- [Job]
Output as a JSON list of strings the lines running from the line with "Patent image size: (746, 825)." up to and including the line with "The annular plate member 2 is at (303, 557).", one string per line, leaving out blank lines.

- [Saved entries]
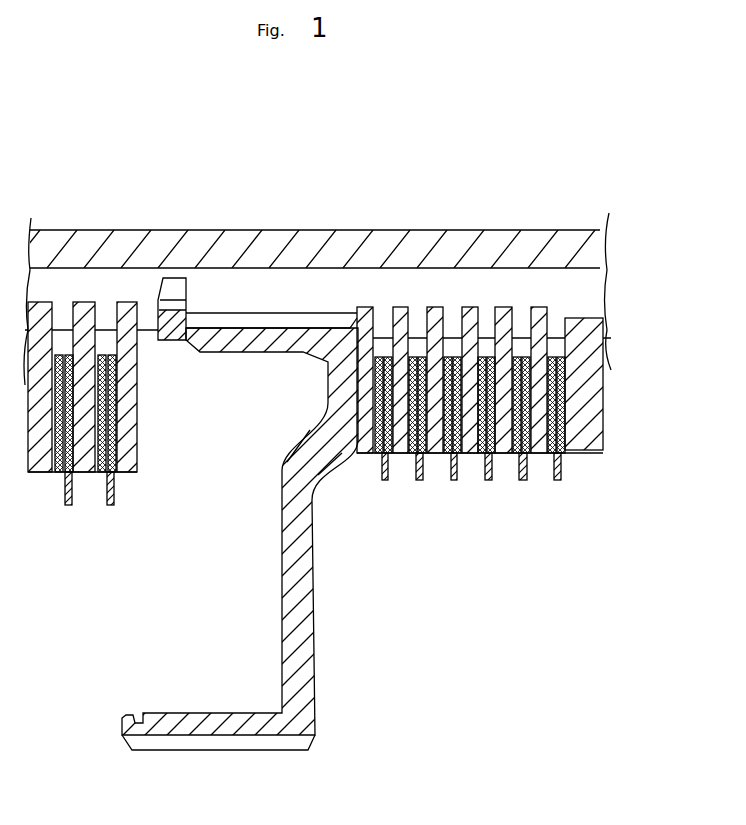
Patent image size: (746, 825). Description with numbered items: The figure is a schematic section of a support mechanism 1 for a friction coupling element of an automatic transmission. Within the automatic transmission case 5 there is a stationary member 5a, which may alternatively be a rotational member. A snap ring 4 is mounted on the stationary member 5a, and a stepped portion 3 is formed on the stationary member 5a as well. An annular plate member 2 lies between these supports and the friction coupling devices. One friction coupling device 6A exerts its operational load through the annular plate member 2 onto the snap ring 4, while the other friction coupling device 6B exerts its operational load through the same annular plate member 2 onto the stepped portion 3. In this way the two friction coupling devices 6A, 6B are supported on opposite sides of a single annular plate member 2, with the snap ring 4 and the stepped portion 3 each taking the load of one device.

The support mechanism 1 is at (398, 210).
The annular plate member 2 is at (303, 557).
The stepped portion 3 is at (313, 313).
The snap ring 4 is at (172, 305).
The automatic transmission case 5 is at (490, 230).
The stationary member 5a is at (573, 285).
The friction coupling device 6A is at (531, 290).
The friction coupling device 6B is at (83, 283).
==
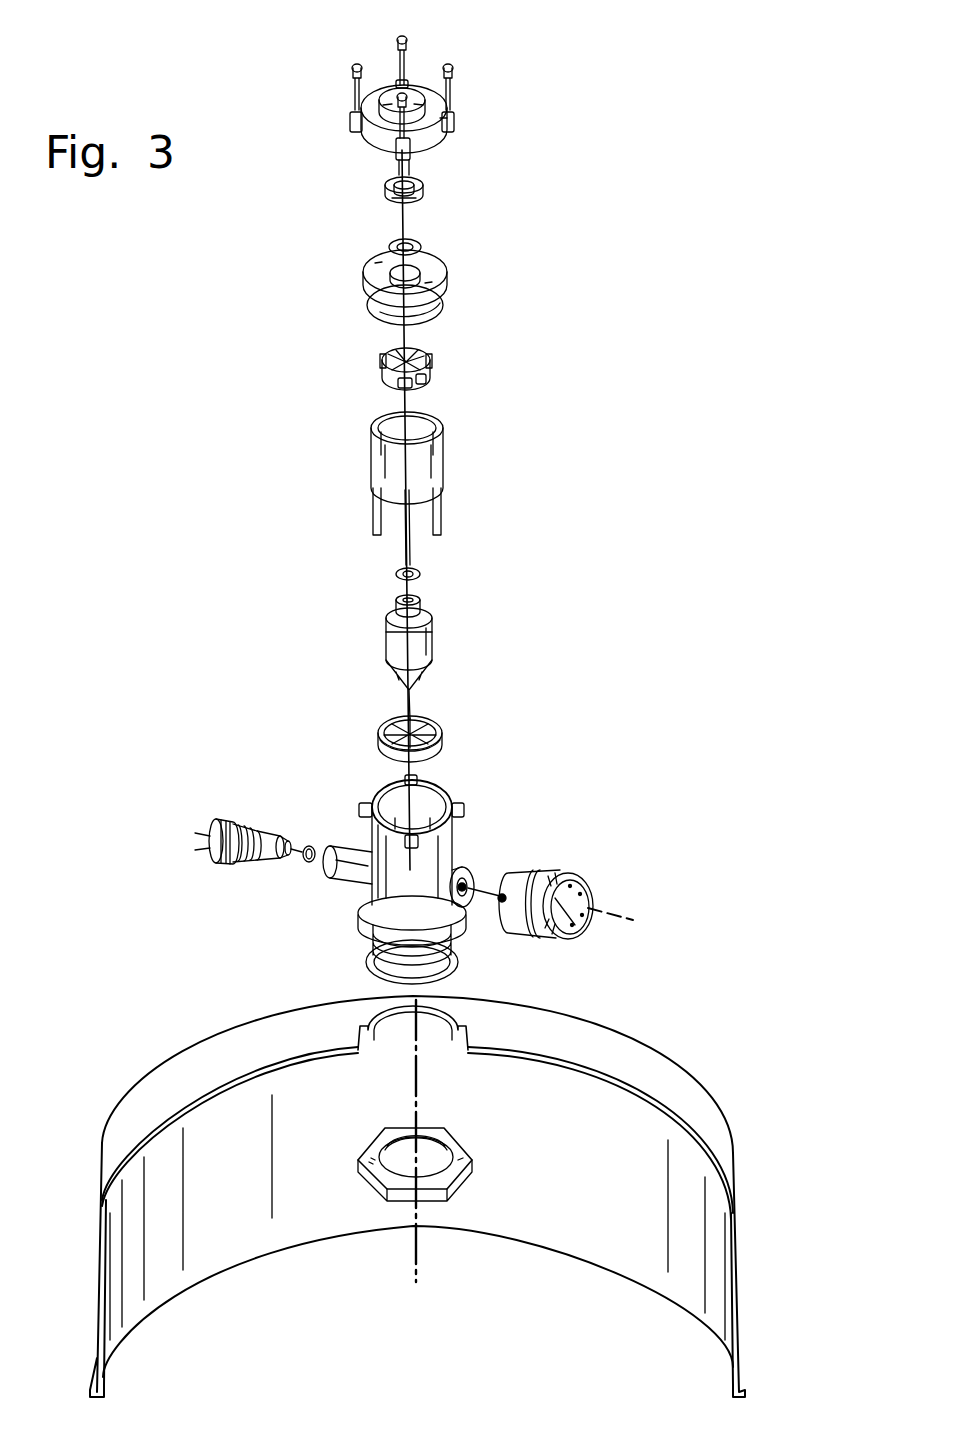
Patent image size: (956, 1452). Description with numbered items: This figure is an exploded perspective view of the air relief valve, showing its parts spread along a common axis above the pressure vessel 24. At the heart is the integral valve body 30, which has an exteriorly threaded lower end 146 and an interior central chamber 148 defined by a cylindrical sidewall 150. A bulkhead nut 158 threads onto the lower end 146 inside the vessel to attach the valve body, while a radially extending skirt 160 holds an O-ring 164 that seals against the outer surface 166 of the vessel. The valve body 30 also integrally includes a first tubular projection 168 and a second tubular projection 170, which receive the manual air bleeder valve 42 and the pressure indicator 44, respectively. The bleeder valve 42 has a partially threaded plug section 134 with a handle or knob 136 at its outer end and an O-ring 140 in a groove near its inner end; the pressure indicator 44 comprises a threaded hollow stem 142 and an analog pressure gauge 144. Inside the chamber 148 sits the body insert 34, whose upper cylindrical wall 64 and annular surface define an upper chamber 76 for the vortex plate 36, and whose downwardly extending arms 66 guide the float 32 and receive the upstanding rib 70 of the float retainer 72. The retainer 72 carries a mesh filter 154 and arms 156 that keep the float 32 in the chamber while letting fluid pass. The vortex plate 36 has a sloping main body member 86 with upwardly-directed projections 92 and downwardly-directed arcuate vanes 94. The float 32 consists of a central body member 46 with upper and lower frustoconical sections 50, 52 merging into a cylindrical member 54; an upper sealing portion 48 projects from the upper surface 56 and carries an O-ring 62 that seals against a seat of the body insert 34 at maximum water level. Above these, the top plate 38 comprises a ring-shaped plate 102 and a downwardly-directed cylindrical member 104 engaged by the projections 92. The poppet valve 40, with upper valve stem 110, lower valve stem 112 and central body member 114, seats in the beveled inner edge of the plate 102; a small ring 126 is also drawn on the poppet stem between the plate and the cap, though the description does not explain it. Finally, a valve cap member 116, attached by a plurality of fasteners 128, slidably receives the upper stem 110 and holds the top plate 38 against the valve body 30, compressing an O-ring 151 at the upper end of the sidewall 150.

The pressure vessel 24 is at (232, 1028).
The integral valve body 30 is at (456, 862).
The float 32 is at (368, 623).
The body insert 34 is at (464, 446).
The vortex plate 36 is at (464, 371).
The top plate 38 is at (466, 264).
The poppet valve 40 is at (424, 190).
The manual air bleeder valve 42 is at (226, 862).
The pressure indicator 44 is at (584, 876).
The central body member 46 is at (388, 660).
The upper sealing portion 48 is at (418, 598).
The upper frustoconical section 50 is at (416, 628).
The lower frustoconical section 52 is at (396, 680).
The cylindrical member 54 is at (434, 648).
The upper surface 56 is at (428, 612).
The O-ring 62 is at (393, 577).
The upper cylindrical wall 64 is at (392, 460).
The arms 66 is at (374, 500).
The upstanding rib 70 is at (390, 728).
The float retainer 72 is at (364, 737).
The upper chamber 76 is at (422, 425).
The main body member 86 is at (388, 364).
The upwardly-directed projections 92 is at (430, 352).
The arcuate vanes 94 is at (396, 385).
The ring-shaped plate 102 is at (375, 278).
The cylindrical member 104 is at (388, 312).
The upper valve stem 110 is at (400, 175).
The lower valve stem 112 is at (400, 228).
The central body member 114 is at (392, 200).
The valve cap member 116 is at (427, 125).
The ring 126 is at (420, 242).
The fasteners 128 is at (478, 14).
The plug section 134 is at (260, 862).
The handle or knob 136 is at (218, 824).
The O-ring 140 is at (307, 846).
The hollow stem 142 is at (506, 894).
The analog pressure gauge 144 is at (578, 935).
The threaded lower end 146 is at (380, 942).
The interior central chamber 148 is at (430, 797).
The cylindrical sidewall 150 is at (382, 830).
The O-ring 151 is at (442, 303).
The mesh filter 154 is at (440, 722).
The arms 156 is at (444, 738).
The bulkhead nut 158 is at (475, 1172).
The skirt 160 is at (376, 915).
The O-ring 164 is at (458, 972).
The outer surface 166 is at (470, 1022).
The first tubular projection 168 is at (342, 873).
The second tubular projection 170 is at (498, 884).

- [Result of the exercise]
[
  "Patent image size: (746, 825). Description with numbered items: The figure is a schematic section of a support mechanism 1 for a friction coupling element of an automatic transmission. Within the automatic transmission case 5 there is a stationary member 5a, which may alternatively be a rotational member. A snap ring 4 is mounted on the stationary member 5a, and a stepped portion 3 is formed on the stationary member 5a as well. An annular plate member 2 lies between these supports and the friction coupling devices. One friction coupling device 6A exerts its operational load through the annular plate member 2 onto the snap ring 4, while the other friction coupling device 6B exerts its operational load through the same annular plate member 2 onto the stepped portion 3. In this way the two friction coupling devices 6A, 6B are supported on opposite sides of a single annular plate member 2, with the snap ring 4 and the stepped portion 3 each taking the load of one device.",
  "The support mechanism 1 is at (398, 210).",
  "The annular plate member 2 is at (303, 557)."
]